Stated goal
Which lines of the records contain "storage"? Collect every one of them.

Data section
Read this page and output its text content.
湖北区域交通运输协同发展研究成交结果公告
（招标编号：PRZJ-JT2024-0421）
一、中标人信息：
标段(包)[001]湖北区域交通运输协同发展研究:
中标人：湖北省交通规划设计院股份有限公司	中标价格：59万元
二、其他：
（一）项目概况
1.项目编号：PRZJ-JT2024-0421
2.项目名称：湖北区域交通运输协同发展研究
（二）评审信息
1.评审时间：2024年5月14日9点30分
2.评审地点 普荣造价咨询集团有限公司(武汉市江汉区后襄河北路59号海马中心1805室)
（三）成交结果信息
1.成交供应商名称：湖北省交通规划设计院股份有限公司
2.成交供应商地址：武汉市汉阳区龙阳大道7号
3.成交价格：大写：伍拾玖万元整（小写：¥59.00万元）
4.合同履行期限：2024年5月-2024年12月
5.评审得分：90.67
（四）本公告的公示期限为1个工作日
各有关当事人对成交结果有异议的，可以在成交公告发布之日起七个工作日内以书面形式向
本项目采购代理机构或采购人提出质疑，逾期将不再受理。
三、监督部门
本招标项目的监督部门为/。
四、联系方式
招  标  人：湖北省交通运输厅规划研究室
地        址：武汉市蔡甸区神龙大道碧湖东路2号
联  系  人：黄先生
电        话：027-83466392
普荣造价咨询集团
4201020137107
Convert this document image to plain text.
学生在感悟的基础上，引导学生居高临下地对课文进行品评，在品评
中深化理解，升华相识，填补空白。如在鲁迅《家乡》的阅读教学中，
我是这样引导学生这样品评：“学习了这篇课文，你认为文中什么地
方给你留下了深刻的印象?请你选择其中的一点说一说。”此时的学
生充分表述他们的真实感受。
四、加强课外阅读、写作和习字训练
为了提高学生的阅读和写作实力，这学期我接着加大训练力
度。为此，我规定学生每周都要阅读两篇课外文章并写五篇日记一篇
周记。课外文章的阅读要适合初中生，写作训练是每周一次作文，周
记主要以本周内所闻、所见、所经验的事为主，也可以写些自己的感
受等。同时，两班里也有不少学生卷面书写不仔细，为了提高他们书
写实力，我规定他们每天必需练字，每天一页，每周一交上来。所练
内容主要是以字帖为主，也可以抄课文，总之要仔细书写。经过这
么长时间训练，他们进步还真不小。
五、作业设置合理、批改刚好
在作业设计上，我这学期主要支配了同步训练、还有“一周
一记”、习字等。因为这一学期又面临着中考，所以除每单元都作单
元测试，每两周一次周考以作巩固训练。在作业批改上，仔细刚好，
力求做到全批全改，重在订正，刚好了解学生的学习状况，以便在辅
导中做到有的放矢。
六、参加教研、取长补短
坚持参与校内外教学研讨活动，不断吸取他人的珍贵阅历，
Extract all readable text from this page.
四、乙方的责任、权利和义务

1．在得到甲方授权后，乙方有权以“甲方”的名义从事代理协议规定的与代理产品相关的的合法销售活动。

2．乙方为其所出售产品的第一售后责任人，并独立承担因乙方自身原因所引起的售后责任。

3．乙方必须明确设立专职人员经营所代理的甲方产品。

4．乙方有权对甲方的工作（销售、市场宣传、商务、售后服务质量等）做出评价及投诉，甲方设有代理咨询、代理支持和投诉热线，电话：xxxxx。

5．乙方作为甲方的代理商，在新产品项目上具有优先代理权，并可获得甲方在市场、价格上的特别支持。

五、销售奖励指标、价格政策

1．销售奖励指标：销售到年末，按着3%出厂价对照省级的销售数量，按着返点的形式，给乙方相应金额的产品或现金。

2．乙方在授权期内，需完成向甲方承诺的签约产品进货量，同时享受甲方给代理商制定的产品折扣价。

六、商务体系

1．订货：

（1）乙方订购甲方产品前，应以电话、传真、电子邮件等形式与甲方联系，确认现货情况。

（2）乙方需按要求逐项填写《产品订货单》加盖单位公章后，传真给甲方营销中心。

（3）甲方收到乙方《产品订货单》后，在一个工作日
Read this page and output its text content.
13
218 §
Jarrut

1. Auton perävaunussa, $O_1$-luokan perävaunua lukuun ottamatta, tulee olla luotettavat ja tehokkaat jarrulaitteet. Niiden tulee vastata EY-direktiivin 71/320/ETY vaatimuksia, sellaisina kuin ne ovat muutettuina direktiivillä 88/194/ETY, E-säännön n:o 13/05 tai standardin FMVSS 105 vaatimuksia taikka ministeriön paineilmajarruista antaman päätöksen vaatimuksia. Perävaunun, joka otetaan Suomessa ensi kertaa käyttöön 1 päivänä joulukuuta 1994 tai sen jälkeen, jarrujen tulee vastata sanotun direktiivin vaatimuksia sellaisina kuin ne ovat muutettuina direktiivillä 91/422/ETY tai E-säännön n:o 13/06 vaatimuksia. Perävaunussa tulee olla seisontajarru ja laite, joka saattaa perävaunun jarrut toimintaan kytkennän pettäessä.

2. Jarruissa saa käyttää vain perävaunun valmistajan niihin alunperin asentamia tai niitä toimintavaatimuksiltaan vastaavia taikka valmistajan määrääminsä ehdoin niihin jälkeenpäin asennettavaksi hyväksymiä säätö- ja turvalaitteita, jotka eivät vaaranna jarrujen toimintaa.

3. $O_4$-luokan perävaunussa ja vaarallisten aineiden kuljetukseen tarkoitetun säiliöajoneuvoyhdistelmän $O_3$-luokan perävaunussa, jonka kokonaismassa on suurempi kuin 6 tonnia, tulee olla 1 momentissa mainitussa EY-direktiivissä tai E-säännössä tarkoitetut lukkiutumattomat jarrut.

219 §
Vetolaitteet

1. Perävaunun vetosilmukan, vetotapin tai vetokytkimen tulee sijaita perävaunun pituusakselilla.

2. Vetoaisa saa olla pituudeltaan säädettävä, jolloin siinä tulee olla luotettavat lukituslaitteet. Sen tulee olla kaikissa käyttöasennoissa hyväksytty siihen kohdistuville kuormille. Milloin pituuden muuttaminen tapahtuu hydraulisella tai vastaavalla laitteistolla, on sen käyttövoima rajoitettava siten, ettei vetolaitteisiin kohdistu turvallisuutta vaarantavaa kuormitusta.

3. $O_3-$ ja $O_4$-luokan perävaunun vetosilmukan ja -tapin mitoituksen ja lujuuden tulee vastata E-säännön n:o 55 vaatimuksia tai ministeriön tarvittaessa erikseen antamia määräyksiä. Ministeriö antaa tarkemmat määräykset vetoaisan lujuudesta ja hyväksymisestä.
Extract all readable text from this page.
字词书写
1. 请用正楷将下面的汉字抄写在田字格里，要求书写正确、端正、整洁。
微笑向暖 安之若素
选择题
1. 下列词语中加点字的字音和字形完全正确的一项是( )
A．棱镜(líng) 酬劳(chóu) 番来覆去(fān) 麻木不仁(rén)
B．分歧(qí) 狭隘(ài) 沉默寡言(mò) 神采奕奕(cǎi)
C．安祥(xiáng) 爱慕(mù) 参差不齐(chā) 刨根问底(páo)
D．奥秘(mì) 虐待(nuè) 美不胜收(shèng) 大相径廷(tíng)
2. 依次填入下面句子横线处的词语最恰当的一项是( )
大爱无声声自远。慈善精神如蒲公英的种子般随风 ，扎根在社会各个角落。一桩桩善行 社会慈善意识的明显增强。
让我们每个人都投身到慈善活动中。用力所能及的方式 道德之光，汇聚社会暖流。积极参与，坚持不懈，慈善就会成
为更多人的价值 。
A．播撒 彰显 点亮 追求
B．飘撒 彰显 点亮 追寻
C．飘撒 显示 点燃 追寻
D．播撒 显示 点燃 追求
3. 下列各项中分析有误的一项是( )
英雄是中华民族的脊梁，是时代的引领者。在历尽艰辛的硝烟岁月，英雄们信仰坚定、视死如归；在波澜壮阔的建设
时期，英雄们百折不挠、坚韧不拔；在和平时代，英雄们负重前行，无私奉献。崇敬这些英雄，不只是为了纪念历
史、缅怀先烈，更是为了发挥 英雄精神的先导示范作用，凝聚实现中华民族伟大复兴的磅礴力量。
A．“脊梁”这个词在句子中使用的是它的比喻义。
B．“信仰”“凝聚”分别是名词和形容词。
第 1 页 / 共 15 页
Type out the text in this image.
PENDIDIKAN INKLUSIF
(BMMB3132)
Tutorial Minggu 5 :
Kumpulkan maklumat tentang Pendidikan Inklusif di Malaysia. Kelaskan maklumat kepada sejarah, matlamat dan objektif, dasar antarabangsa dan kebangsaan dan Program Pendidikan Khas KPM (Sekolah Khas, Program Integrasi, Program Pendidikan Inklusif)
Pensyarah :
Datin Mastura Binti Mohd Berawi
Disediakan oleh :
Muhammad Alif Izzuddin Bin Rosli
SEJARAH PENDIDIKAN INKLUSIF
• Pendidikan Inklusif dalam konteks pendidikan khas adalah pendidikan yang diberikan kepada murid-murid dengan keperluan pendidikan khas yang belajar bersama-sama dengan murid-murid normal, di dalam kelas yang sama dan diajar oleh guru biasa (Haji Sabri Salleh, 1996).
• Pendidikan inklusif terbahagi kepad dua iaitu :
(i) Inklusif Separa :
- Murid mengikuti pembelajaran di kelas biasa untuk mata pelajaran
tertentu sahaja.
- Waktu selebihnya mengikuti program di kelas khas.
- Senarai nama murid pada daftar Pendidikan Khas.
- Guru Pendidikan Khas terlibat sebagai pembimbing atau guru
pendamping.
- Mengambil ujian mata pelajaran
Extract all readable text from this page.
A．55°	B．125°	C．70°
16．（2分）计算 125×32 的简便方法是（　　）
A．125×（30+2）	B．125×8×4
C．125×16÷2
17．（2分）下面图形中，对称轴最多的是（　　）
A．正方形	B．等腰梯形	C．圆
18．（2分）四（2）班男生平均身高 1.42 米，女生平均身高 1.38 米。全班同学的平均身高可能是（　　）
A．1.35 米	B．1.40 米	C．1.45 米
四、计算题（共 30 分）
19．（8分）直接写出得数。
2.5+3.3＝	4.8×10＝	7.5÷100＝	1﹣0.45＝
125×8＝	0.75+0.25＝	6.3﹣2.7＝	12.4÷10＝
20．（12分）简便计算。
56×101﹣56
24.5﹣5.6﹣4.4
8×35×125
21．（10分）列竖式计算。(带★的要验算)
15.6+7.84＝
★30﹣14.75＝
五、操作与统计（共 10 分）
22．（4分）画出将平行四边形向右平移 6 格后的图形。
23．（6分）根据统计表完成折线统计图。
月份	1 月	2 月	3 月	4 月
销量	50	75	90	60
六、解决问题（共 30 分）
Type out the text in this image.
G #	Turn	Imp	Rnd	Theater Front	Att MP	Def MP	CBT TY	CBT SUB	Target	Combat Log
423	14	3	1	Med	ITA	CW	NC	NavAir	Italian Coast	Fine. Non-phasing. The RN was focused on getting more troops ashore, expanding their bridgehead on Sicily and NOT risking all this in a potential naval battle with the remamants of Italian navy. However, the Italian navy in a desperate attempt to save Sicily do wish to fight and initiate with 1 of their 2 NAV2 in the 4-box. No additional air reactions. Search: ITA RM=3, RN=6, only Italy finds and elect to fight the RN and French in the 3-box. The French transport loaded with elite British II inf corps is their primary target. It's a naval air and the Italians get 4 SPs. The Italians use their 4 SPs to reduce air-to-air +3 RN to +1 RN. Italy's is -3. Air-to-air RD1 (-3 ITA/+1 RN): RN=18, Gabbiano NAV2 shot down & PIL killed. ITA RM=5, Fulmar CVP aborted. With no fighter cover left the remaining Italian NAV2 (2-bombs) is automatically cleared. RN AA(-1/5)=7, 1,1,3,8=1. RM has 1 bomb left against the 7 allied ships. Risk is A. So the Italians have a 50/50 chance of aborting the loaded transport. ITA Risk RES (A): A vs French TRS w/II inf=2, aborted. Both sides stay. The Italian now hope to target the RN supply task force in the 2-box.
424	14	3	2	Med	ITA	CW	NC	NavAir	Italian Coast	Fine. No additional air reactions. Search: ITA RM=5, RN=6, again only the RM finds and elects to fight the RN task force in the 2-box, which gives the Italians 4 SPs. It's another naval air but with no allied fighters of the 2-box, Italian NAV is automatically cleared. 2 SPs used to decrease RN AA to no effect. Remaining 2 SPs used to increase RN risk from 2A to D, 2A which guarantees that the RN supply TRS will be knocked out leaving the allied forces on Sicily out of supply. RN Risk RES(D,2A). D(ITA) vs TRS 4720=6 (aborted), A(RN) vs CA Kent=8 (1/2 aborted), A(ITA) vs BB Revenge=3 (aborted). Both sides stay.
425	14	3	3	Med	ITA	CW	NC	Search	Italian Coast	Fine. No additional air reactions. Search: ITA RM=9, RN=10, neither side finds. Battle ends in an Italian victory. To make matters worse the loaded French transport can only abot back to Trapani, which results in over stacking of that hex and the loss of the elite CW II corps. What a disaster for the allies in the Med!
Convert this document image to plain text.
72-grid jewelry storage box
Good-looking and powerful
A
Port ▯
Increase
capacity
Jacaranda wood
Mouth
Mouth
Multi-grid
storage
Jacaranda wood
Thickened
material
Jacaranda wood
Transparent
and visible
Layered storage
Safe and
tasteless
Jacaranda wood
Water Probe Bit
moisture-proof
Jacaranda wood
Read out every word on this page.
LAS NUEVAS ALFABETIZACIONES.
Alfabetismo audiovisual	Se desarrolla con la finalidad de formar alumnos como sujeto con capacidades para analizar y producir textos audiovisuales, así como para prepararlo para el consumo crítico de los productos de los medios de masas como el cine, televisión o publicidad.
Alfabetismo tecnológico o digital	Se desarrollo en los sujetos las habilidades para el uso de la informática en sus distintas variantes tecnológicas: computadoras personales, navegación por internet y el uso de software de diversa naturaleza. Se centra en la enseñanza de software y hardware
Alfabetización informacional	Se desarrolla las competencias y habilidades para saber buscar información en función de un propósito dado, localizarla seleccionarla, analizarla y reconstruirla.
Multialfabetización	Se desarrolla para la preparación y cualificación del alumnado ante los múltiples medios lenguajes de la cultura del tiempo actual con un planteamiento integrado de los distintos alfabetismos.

The result
72-grid jewelry storage box
storage
Layered storage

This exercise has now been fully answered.